> [PROBLEM REQUIREMENTS] Among the entries that follow, tally the lines with the string "SAFETY". Give no more than the number.

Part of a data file
★ ★ ★ ★ ★
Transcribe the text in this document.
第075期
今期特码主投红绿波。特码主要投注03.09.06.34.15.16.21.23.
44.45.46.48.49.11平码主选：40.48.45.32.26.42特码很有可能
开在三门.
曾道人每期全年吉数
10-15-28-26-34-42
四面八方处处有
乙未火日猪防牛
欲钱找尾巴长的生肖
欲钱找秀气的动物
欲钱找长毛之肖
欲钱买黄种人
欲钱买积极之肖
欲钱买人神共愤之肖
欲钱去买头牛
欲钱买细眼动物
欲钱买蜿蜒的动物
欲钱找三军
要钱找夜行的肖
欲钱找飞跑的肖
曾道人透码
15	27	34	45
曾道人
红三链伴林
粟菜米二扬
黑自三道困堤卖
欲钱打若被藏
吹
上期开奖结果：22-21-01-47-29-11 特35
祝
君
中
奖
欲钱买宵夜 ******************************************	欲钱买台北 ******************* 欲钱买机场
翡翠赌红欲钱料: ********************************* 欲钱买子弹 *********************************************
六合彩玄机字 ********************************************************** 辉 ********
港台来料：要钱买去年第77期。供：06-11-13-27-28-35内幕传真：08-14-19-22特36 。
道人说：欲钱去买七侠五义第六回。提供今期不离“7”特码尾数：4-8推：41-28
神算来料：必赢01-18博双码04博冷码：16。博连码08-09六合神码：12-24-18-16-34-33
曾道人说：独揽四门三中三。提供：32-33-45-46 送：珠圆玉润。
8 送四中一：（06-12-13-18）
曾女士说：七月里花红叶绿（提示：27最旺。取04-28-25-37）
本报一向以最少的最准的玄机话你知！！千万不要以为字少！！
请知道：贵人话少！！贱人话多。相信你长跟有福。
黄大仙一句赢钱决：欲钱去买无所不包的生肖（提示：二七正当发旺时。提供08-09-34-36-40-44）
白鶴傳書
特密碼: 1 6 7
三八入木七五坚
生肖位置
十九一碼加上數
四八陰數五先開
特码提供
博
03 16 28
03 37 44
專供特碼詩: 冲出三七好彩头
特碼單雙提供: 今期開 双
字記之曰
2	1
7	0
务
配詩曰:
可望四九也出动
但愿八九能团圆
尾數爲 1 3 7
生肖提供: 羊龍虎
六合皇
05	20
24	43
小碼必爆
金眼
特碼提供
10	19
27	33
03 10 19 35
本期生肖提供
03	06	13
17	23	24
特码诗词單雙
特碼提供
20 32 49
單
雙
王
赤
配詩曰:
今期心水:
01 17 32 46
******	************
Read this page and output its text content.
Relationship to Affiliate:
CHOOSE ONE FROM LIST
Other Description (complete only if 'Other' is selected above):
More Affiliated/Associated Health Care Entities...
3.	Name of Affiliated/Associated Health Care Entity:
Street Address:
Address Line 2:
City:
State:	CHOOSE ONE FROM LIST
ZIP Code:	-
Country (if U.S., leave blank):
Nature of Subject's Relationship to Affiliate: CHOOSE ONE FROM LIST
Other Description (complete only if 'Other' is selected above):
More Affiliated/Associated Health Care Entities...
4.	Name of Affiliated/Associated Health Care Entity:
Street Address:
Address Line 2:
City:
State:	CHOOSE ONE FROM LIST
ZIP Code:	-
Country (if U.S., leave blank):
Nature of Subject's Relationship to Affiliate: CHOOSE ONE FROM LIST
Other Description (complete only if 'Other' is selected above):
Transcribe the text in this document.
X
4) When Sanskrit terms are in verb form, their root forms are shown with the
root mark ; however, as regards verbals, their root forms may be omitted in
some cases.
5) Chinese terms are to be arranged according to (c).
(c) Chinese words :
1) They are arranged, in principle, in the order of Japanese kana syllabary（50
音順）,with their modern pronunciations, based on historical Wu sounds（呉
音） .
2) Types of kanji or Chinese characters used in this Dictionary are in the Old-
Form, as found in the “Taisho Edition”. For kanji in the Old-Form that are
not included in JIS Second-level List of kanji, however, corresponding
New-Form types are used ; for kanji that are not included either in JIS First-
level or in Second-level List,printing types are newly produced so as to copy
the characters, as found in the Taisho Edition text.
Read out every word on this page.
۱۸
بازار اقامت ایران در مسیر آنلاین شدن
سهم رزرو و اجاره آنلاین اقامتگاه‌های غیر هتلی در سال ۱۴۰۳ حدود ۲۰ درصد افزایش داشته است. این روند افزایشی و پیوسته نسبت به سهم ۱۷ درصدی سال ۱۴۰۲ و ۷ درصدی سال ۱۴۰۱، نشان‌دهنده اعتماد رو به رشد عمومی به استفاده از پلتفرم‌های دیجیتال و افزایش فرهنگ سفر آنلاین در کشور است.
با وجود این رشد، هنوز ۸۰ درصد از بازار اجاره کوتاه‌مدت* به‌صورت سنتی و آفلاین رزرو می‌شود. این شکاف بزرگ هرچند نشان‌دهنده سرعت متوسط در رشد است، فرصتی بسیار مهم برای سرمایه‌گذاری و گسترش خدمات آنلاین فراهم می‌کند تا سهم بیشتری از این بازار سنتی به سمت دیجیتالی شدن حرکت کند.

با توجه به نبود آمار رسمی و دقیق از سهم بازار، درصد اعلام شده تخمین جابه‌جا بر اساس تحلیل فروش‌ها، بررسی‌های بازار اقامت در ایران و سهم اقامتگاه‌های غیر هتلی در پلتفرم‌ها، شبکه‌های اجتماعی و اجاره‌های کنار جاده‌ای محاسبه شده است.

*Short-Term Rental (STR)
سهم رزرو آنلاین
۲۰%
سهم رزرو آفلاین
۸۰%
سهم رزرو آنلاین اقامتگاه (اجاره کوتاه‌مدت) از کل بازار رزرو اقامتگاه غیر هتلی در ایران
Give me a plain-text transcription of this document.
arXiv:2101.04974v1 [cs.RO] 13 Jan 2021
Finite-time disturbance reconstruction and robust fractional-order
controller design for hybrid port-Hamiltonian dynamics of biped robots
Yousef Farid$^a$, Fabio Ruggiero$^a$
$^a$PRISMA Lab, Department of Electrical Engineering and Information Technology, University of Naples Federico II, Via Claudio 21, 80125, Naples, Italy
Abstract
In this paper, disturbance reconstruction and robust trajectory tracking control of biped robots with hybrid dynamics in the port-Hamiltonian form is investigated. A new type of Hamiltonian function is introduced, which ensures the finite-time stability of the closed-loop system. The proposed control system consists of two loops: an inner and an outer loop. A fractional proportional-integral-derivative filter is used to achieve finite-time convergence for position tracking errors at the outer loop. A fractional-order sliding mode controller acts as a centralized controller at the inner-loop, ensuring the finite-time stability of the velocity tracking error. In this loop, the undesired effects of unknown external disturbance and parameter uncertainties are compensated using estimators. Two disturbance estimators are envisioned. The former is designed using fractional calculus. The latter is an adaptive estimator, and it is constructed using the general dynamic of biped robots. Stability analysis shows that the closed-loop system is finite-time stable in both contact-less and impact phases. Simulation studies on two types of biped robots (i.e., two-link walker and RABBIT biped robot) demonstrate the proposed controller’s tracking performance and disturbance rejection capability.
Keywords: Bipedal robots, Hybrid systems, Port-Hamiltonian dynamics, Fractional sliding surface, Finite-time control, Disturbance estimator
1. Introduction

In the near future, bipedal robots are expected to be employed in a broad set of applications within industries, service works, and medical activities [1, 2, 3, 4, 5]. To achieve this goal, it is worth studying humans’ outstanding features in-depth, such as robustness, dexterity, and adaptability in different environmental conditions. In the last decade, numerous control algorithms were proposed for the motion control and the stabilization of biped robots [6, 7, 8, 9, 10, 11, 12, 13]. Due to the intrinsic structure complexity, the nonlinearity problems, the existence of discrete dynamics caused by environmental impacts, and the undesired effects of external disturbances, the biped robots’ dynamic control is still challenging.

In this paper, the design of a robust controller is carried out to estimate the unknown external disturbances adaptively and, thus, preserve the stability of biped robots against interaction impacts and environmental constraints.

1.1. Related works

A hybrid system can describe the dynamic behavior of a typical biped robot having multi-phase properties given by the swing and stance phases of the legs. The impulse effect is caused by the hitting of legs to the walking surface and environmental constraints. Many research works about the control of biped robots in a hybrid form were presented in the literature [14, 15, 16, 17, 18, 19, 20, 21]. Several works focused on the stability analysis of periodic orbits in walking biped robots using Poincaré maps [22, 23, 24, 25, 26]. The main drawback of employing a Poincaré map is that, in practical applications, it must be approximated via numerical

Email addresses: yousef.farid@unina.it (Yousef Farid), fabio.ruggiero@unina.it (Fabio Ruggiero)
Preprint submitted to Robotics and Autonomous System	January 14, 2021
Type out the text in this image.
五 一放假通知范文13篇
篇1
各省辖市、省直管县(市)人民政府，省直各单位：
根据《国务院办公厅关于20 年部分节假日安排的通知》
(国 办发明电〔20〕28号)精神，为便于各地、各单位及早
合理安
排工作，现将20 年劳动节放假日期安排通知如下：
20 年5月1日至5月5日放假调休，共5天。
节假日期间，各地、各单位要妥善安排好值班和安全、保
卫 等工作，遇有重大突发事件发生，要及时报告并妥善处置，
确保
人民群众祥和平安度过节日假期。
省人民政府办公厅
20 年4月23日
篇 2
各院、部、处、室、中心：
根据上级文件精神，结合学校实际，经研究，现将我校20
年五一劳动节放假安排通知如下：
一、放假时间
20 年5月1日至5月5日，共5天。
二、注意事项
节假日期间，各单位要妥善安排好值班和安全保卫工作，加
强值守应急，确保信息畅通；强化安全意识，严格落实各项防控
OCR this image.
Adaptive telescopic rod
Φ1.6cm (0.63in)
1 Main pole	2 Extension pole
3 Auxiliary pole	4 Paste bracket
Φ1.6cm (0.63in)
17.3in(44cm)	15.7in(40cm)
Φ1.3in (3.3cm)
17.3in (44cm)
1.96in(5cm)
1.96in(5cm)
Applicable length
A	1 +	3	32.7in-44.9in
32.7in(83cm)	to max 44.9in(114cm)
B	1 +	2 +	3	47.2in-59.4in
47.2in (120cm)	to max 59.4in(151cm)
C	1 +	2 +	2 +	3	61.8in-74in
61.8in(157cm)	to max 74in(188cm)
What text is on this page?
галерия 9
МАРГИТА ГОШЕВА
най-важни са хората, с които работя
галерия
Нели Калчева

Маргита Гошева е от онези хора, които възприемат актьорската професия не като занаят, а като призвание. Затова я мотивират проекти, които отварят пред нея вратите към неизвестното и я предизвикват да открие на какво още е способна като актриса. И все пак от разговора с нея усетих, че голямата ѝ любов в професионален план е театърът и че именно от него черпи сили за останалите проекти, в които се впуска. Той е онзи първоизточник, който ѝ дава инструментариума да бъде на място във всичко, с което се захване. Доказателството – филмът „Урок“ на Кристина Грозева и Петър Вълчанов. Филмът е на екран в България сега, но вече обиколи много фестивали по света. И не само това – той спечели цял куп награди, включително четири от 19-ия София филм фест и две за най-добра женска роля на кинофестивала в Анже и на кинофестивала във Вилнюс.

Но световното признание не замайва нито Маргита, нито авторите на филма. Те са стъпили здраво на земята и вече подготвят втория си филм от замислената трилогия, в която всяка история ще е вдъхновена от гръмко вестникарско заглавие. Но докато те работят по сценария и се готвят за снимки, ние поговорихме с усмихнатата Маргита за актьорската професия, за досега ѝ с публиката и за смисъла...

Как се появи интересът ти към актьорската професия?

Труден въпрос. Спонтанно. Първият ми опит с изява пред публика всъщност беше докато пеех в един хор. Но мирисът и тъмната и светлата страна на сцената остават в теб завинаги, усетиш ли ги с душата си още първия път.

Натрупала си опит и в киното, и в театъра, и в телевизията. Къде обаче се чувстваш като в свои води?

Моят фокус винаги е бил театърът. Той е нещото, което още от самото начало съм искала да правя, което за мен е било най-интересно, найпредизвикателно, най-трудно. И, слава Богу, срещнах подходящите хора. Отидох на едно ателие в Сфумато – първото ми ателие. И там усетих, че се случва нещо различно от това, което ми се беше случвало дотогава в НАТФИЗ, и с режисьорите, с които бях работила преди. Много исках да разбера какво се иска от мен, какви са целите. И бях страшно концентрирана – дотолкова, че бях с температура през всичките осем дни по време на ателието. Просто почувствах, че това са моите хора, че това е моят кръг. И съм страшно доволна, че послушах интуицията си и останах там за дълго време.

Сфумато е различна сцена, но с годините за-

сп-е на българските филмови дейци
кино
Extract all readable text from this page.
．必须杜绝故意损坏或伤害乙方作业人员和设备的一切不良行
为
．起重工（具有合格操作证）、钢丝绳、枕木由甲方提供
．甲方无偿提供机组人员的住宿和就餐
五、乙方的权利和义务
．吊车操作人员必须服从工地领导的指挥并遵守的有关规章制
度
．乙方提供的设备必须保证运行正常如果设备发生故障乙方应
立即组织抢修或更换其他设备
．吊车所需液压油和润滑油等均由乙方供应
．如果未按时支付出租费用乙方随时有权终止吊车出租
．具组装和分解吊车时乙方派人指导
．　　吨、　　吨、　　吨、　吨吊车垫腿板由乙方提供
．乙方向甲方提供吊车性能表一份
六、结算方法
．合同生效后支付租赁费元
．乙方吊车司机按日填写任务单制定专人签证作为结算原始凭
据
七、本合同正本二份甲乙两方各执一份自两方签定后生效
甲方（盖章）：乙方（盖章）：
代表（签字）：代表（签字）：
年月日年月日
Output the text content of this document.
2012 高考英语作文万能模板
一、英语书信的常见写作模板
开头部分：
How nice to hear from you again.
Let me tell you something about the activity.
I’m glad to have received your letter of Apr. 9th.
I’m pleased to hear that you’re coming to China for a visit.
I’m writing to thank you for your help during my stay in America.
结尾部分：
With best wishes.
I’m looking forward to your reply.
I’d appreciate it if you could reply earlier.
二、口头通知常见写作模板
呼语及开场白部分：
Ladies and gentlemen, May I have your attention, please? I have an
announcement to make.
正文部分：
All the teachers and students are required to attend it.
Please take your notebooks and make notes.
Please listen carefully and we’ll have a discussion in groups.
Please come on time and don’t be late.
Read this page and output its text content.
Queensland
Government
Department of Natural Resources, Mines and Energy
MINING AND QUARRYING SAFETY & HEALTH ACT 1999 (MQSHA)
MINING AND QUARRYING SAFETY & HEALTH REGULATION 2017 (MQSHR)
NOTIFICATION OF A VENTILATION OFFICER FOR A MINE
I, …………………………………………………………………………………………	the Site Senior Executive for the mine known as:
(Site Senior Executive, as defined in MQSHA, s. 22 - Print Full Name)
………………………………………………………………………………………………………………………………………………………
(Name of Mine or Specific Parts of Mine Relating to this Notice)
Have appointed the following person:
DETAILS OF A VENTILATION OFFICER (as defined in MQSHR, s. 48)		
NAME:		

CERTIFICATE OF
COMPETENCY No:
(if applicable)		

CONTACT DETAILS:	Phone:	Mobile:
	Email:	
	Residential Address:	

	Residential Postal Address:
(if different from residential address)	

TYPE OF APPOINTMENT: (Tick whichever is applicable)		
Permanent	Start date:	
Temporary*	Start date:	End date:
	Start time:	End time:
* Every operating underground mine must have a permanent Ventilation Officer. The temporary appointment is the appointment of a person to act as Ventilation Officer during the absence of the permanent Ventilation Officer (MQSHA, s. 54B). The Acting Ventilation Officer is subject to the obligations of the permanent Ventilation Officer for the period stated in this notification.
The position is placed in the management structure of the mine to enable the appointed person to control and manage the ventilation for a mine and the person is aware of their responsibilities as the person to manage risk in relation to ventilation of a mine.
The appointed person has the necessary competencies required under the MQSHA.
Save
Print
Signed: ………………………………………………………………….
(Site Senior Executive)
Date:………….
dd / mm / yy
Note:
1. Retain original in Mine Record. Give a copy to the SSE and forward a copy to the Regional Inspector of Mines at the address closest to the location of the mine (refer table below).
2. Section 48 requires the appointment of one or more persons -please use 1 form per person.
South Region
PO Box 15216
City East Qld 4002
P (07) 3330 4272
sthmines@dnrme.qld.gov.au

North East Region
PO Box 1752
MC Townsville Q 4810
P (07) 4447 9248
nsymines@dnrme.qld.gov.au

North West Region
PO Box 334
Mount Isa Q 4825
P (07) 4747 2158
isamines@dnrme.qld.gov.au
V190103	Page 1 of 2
★ ★ ★ ★ ★
> [RESPONSE TO THIS EXERCISE] 2